Aim: Reproduce the data exactly and drop any pictures it holds.

□ □ □

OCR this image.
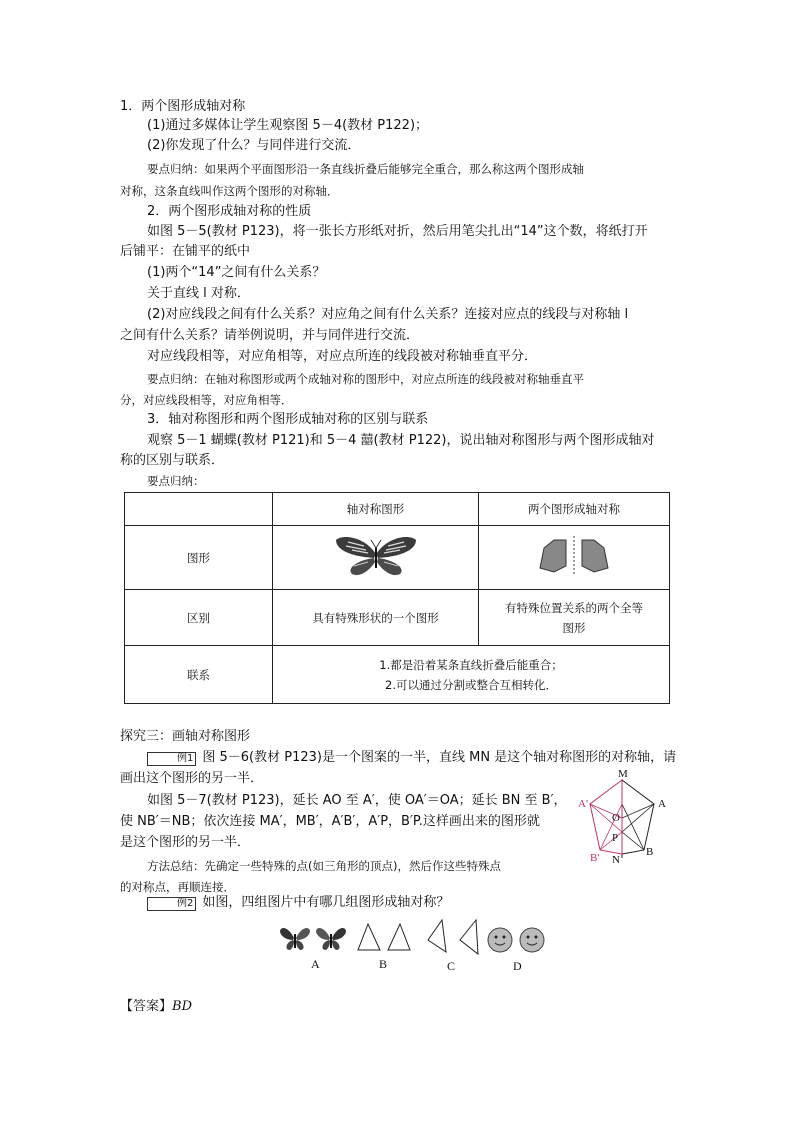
1．两个图形成轴对称
(1)通过多媒体让学生观察图 5－4(教材 P122)；
(2)你发现了什么？与同伴进行交流．
要点归纳：如果两个平面图形沿一条直线折叠后能够完全重合，那么称这两个图形成轴
对称，这条直线叫作这两个图形的对称轴．
2．两个图形成轴对称的性质
如图 5－5(教材 P123)，将一张长方形纸对折，然后用笔尖扎出“14”这个数，将纸打开
后铺平：在铺平的纸中
(1)两个“14”之间有什么关系？
关于直线 l 对称．
(2)对应线段之间有什么关系？对应角之间有什么关系？连接对应点的线段与对称轴 l
之间有什么关系？请举例说明，并与同伴进行交流．
对应线段相等，对应角相等，对应点所连的线段被对称轴垂直平分．
要点归纳：在轴对称图形或两个成轴对称的图形中，对应点所连的线段被对称轴垂直平
分，对应线段相等，对应角相等．
3．轴对称图形和两个图形成轴对称的区别与联系
观察 5－1 蝴蝶(教材 P121)和 5－4 囍(教材 P122)，说出轴对称图形与两个图形成轴对
称的区别与联系．
要点归纳：
	轴对称图形	两个图形成轴对称
图形		
区别	具有特殊形状的一个图形	有特殊位置关系的两个全等
图形

联系	1.都是沿着某条直线折叠后能重合；
2.可以通过分割或整合互相转化．	
探究三：画轴对称图形
例1 图 5－6(教材 P123)是一个图案的一半，直线 MN 是这个轴对称图形的对称轴，请
画出这个图形的另一半．
如图 5－7(教材 P123)，延长 AO 至 A′，使 OA′＝OA；延长 BN 至 B′，
使 NB′＝NB；依次连接 MA′，MB′，A′B′，A′P，B′P.这样画出来的图形就
是这个图形的另一半．
方法总结：先确定一些特殊的点(如三角形的顶点)，然后作这些特殊点
的对称点，再顺连接．
M
A
A′
O
P
B
B′ N
例2 如图，四组图片中有哪几组图形成轴对称？
A	B	C	D
【答案】BD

□ □ □

Output of the task:
OCR this image.
1．两个图形成轴对称
(1)通过多媒体让学生观察图 5－4(教材 P122)；
(2)你发现了什么？与同伴进行交流．
要点归纳：如果两个平面图形沿一条直线折叠后能够完全重合，那么称这两个图形成轴
对称，这条直线叫作这两个图形的对称轴．
2．两个图形成轴对称的性质
如图 5－5(教材 P123)，将一张长方形纸对折，然后用笔尖扎出“14”这个数，将纸打开
后铺平：在铺平的纸中
(1)两个“14”之间有什么关系？
关于直线 l 对称．
(2)对应线段之间有什么关系？对应角之间有什么关系？连接对应点的线段与对称轴 l
之间有什么关系？请举例说明，并与同伴进行交流．
对应线段相等，对应角相等，对应点所连的线段被对称轴垂直平分．
要点归纳：在轴对称图形或两个成轴对称的图形中，对应点所连的线段被对称轴垂直平
分，对应线段相等，对应角相等．
3．轴对称图形和两个图形成轴对称的区别与联系
观察 5－1 蝴蝶(教材 P121)和 5－4 囍(教材 P122)，说出轴对称图形与两个图形成轴对
称的区别与联系．
要点归纳：
	轴对称图形	两个图形成轴对称
图形		
区别	具有特殊形状的一个图形	有特殊位置关系的两个全等
图形

联系	1.都是沿着某条直线折叠后能重合；
2.可以通过分割或整合互相转化．	
探究三：画轴对称图形
例1 图 5－6(教材 P123)是一个图案的一半，直线 MN 是这个轴对称图形的对称轴，请
画出这个图形的另一半．
如图 5－7(教材 P123)，延长 AO 至 A′，使 OA′＝OA；延长 BN 至 B′，
使 NB′＝NB；依次连接 MA′，MB′，A′B′，A′P，B′P.这样画出来的图形就
是这个图形的另一半．
方法总结：先确定一些特殊的点(如三角形的顶点)，然后作这些特殊点
的对称点，再顺连接．
M
A
A′
O
P
B
B′ N
例2 如图，四组图片中有哪几组图形成轴对称？
A	B	C	D
【答案】BD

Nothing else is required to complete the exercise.